* **What the task asks**
Write out all of the entries exactly, please.

* **Exercise inputs**
-- Start --

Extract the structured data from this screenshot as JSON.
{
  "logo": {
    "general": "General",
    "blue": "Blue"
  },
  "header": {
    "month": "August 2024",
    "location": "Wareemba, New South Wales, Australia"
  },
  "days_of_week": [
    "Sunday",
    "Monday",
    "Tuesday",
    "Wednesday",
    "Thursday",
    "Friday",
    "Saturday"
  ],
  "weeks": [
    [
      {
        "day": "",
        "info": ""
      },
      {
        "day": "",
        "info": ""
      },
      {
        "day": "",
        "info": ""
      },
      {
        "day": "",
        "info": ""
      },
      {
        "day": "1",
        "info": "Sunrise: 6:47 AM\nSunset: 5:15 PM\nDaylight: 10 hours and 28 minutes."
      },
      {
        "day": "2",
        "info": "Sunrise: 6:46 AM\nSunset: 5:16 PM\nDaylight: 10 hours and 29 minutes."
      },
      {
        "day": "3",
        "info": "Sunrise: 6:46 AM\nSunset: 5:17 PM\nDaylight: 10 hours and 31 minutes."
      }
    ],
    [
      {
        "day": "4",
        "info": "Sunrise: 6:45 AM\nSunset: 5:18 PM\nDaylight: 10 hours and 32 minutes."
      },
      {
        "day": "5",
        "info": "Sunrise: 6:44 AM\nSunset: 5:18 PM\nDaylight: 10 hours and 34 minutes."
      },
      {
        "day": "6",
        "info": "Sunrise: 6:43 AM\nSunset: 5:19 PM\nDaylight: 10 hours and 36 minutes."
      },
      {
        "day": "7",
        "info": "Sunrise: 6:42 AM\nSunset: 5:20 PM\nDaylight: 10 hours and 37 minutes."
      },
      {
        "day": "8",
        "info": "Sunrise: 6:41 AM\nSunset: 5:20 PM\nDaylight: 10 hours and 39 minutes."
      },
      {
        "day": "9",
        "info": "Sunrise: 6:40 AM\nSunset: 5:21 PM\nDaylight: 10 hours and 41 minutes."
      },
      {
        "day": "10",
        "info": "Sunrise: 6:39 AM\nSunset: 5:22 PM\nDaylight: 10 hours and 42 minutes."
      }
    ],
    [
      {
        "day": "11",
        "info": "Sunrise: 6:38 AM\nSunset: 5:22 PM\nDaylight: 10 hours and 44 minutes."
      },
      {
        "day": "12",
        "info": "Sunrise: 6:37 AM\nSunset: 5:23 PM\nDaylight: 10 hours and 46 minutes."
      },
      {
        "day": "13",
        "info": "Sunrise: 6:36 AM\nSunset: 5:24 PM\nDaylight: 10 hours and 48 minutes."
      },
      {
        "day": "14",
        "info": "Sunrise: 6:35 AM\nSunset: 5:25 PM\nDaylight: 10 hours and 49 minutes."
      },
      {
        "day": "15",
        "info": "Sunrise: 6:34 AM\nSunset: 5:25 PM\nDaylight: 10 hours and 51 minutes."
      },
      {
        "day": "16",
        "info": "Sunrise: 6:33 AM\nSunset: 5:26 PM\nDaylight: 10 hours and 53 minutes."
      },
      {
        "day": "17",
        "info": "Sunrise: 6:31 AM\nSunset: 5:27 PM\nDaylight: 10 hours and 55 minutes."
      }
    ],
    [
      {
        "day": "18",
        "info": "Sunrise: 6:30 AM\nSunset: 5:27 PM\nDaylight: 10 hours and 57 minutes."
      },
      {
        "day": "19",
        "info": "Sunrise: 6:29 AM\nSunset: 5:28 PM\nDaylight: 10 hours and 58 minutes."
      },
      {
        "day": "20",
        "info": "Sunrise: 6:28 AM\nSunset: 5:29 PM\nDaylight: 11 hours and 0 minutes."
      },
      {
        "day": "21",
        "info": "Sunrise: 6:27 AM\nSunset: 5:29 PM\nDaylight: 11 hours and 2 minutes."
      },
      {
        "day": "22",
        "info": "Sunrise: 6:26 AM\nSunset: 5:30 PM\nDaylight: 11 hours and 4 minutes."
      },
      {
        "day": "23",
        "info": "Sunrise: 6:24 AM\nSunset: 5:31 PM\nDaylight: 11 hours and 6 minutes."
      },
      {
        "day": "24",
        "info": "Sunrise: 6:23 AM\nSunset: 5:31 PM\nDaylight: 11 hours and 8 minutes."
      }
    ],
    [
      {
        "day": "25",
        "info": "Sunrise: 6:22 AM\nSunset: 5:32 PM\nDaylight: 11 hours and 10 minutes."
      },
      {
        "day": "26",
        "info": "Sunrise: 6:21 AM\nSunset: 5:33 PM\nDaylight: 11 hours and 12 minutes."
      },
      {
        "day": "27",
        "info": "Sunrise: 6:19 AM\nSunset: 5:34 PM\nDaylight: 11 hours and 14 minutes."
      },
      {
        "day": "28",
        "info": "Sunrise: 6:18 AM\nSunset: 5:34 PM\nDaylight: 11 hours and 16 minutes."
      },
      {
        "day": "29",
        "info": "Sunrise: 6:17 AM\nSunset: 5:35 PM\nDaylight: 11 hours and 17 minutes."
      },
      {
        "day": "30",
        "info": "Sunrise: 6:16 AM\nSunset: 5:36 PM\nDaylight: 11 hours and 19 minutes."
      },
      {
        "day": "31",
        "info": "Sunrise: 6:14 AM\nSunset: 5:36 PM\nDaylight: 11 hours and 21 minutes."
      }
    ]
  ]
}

-- End --

* **Complete response**
Extract the structured data from this screenshot as JSON.
{
  "logo": {
    "general": "General",
    "blue": "Blue"
  },
  "header": {
    "month": "August 2024",
    "location": "Wareemba, New South Wales, Australia"
  },
  "days_of_week": [
    "Sunday",
    "Monday",
    "Tuesday",
    "Wednesday",
    "Thursday",
    "Friday",
    "Saturday"
  ],
  "weeks": [
    [
      {
        "day": "",
        "info": ""
      },
      {
        "day": "",
        "info": ""
      },
      {
        "day": "",
        "info": ""
      },
      {
        "day": "",
        "info": ""
      },
      {
        "day": "1",
        "info": "Sunrise: 6:47 AM\nSunset: 5:15 PM\nDaylight: 10 hours and 28 minutes."
      },
      {
        "day": "2",
        "info": "Sunrise: 6:46 AM\nSunset: 5:16 PM\nDaylight: 10 hours and 29 minutes."
      },
      {
        "day": "3",
        "info": "Sunrise: 6:46 AM\nSunset: 5:17 PM\nDaylight: 10 hours and 31 minutes."
      }
    ],
    [
      {
        "day": "4",
        "info": "Sunrise: 6:45 AM\nSunset: 5:18 PM\nDaylight: 10 hours and 32 minutes."
      },
      {
        "day": "5",
        "info": "Sunrise: 6:44 AM\nSunset: 5:18 PM\nDaylight: 10 hours and 34 minutes."
      },
      {
        "day": "6",
        "info": "Sunrise: 6:43 AM\nSunset: 5:19 PM\nDaylight: 10 hours and 36 minutes."
      },
      {
        "day": "7",
        "info": "Sunrise: 6:42 AM\nSunset: 5:20 PM\nDaylight: 10 hours and 37 minutes."
      },
      {
        "day": "8",
        "info": "Sunrise: 6:41 AM\nSunset: 5:20 PM\nDaylight: 10 hours and 39 minutes."
      },
      {
        "day": "9",
        "info": "Sunrise: 6:40 AM\nSunset: 5:21 PM\nDaylight: 10 hours and 41 minutes."
      },
      {
        "day": "10",
        "info": "Sunrise: 6:39 AM\nSunset: 5:22 PM\nDaylight: 10 hours and 42 minutes."
      }
    ],
    [
      {
        "day": "11",
        "info": "Sunrise: 6:38 AM\nSunset: 5:22 PM\nDaylight: 10 hours and 44 minutes."
      },
      {
        "day": "12",
        "info": "Sunrise: 6:37 AM\nSunset: 5:23 PM\nDaylight: 10 hours and 46 minutes."
      },
      {
        "day": "13",
        "info": "Sunrise: 6:36 AM\nSunset: 5:24 PM\nDaylight: 10 hours and 48 minutes."
      },
      {
        "day": "14",
        "info": "Sunrise: 6:35 AM\nSunset: 5:25 PM\nDaylight: 10 hours and 49 minutes."
      },
      {
        "day": "15",
        "info": "Sunrise: 6:34 AM\nSunset: 5:25 PM\nDaylight: 10 hours and 51 minutes."
      },
      {
        "day": "16",
        "info": "Sunrise: 6:33 AM\nSunset: 5:26 PM\nDaylight: 10 hours and 53 minutes."
      },
      {
        "day": "17",
        "info": "Sunrise: 6:31 AM\nSunset: 5:27 PM\nDaylight: 10 hours and 55 minutes."
      }
    ],
    [
      {
        "day": "18",
        "info": "Sunrise: 6:30 AM\nSunset: 5:27 PM\nDaylight: 10 hours and 57 minutes."
      },
      {
        "day": "19",
        "info": "Sunrise: 6:29 AM\nSunset: 5:28 PM\nDaylight: 10 hours and 58 minutes."
      },
      {
        "day": "20",
        "info": "Sunrise: 6:28 AM\nSunset: 5:29 PM\nDaylight: 11 hours and 0 minutes."
      },
      {
        "day": "21",
        "info": "Sunrise: 6:27 AM\nSunset: 5:29 PM\nDaylight: 11 hours and 2 minutes."
      },
      {
        "day": "22",
        "info": "Sunrise: 6:26 AM\nSunset: 5:30 PM\nDaylight: 11 hours and 4 minutes."
      },
      {
        "day": "23",
        "info": "Sunrise: 6:24 AM\nSunset: 5:31 PM\nDaylight: 11 hours and 6 minutes."
      },
      {
        "day": "24",
        "info": "Sunrise: 6:23 AM\nSunset: 5:31 PM\nDaylight: 11 hours and 8 minutes."
      }
    ],
    [
      {
        "day": "25",
        "info": "Sunrise: 6:22 AM\nSunset: 5:32 PM\nDaylight: 11 hours and 10 minutes."
      },
      {
        "day": "26",
        "info": "Sunrise: 6:21 AM\nSunset: 5:33 PM\nDaylight: 11 hours and 12 minutes."
      },
      {
        "day": "27",
        "info": "Sunrise: 6:19 AM\nSunset: 5:34 PM\nDaylight: 11 hours and 14 minutes."
      },
      {
        "day": "28",
        "info": "Sunrise: 6:18 AM\nSunset: 5:34 PM\nDaylight: 11 hours and 16 minutes."
      },
      {
        "day": "29",
        "info": "Sunrise: 6:17 AM\nSunset: 5:35 PM\nDaylight: 11 hours and 17 minutes."
      },
      {
        "day": "30",
        "info": "Sunrise: 6:16 AM\nSunset: 5:36 PM\nDaylight: 11 hours and 19 minutes."
      },
      {
        "day": "31",
        "info": "Sunrise: 6:14 AM\nSunset: 5:36 PM\nDaylight: 11 hours and 21 minutes."
      }
    ]
  ]
}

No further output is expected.